● **Your task**
Pull every line that holds the word "JSON" from the entries.

● **Given entries**
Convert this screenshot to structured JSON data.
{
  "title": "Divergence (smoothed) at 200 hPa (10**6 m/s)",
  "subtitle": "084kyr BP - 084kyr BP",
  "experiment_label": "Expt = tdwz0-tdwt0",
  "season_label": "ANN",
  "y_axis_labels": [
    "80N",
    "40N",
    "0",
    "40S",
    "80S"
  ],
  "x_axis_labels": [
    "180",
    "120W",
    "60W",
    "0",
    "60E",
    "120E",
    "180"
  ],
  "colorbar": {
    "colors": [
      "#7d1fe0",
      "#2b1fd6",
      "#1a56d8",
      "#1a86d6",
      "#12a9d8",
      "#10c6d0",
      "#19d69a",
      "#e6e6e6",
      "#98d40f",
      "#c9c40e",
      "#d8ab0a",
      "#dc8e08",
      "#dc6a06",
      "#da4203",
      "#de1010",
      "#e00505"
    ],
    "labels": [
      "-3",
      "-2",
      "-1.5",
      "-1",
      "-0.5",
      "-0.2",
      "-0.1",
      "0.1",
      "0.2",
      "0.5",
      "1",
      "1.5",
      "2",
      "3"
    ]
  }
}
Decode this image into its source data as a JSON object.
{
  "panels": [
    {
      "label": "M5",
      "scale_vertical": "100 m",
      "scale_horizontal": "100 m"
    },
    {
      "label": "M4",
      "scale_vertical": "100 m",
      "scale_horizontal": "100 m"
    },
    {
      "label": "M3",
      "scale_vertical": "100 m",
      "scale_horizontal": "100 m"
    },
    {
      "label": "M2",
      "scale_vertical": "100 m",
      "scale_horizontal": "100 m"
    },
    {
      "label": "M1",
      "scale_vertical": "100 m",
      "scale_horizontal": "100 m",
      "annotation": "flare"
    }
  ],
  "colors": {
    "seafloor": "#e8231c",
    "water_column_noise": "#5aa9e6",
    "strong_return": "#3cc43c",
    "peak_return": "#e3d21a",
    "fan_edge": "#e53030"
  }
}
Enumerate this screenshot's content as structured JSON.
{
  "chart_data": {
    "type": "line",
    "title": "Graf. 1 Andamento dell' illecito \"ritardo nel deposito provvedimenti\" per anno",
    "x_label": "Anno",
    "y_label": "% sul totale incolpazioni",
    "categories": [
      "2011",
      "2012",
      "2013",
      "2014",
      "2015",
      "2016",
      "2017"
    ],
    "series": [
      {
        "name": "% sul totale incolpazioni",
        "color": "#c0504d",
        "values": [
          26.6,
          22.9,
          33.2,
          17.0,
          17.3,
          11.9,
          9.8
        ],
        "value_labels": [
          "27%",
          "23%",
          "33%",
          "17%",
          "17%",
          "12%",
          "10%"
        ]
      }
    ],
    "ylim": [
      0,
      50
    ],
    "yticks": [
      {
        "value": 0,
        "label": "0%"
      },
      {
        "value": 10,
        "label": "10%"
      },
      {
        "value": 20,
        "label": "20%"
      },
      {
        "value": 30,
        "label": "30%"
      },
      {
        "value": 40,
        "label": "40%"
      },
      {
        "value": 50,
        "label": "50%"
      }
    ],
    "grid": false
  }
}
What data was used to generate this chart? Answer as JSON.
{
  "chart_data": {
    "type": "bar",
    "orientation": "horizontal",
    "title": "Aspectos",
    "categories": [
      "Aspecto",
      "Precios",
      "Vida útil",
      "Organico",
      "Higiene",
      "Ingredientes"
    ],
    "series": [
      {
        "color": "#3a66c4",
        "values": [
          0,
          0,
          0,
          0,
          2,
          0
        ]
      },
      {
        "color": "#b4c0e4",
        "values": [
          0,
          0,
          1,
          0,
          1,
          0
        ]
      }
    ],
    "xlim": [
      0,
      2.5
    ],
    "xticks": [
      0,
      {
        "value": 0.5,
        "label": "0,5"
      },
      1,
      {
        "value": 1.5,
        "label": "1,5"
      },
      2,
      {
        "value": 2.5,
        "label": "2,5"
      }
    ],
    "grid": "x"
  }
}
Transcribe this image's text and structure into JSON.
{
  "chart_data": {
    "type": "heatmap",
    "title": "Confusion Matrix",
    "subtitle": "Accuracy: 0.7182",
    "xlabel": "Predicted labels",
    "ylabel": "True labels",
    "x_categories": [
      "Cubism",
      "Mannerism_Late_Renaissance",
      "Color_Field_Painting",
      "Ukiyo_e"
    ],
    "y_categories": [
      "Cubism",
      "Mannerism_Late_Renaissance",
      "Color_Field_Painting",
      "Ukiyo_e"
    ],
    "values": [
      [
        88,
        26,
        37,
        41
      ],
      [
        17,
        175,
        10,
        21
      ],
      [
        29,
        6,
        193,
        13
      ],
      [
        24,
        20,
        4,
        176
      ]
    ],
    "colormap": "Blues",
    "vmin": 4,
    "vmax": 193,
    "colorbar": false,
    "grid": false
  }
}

● **Exercise answer**
Convert this screenshot to structured JSON data.
Decode this image into its source data as a JSON object.
Enumerate this screenshot's content as structured JSON.
What data was used to generate this chart? Answer as JSON.
Transcribe this image's text and structure into JSON.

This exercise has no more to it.